Prompt = Retype each line of the material exactly, please, skipping any picture in it.

>> START

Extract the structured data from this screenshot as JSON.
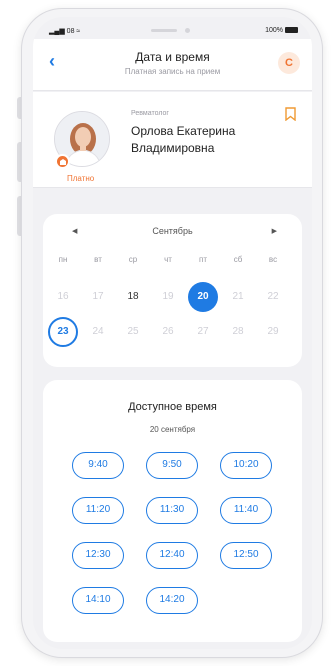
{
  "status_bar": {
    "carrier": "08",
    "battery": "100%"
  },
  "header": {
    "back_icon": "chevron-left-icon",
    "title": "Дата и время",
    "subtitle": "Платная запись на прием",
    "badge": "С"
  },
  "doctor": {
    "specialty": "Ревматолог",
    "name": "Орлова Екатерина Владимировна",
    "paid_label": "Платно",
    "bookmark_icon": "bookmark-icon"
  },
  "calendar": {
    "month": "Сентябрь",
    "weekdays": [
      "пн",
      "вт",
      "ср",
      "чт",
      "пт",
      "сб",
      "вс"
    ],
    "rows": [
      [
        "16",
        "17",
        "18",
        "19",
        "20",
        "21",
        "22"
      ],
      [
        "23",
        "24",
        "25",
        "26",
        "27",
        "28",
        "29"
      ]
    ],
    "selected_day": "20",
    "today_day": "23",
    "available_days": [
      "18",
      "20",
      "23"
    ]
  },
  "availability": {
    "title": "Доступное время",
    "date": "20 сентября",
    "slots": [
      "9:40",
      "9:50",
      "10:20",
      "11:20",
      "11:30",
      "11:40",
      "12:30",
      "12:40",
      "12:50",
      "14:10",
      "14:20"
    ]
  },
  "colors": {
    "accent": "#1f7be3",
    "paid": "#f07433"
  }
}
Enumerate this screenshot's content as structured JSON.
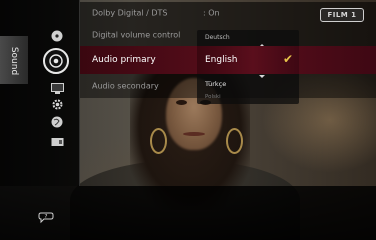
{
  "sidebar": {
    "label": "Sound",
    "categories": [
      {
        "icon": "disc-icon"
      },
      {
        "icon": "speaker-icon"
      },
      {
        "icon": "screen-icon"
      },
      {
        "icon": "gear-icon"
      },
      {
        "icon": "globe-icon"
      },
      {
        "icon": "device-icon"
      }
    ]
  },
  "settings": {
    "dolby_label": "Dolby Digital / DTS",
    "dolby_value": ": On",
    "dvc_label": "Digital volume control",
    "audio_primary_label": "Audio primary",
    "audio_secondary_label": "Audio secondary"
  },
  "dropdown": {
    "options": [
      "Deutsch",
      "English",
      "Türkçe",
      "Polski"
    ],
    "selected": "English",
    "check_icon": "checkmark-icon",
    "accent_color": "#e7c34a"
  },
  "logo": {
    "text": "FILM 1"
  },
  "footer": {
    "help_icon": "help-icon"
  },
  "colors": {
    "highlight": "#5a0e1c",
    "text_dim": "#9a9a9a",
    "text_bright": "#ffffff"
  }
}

>> END

Task output =
Extract the structured data from this screenshot as JSON.
{
  "status_bar": {
    "carrier": "08",
    "battery": "100%"
  },
  "header": {
    "back_icon": "chevron-left-icon",
    "title": "Дата и время",
    "subtitle": "Платная запись на прием",
    "badge": "С"
  },
  "doctor": {
    "specialty": "Ревматолог",
    "name": "Орлова Екатерина Владимировна",
    "paid_label": "Платно",
    "bookmark_icon": "bookmark-icon"
  },
  "calendar": {
    "month": "Сентябрь",
    "weekdays": [
      "пн",
      "вт",
      "ср",
      "чт",
      "пт",
      "сб",
      "вс"
    ],
    "rows": [
      [
        "16",
        "17",
        "18",
        "19",
        "20",
        "21",
        "22"
      ],
      [
        "23",
        "24",
        "25",
        "26",
        "27",
        "28",
        "29"
      ]
    ],
    "selected_day": "20",
    "today_day": "23",
    "available_days": [
      "18",
      "20",
      "23"
    ]
  },
  "availability": {
    "title": "Доступное время",
    "date": "20 сентября",
    "slots": [
      "9:40",
      "9:50",
      "10:20",
      "11:20",
      "11:30",
      "11:40",
      "12:30",
      "12:40",
      "12:50",
      "14:10",
      "14:20"
    ]
  },
  "colors": {
    "accent": "#1f7be3",
    "paid": "#f07433"
  }
}
Enumerate this screenshot's content as structured JSON.
{
  "sidebar": {
    "label": "Sound",
    "categories": [
      {
        "icon": "disc-icon"
      },
      {
        "icon": "speaker-icon"
      },
      {
        "icon": "screen-icon"
      },
      {
        "icon": "gear-icon"
      },
      {
        "icon": "globe-icon"
      },
      {
        "icon": "device-icon"
      }
    ]
  },
  "settings": {
    "dolby_label": "Dolby Digital / DTS",
    "dolby_value": ": On",
    "dvc_label": "Digital volume control",
    "audio_primary_label": "Audio primary",
    "audio_secondary_label": "Audio secondary"
  },
  "dropdown": {
    "options": [
      "Deutsch",
      "English",
      "Türkçe",
      "Polski"
    ],
    "selected": "English",
    "check_icon": "checkmark-icon",
    "accent_color": "#e7c34a"
  },
  "logo": {
    "text": "FILM 1"
  },
  "footer": {
    "help_icon": "help-icon"
  },
  "colors": {
    "highlight": "#5a0e1c",
    "text_dim": "#9a9a9a",
    "text_bright": "#ffffff"
  }
}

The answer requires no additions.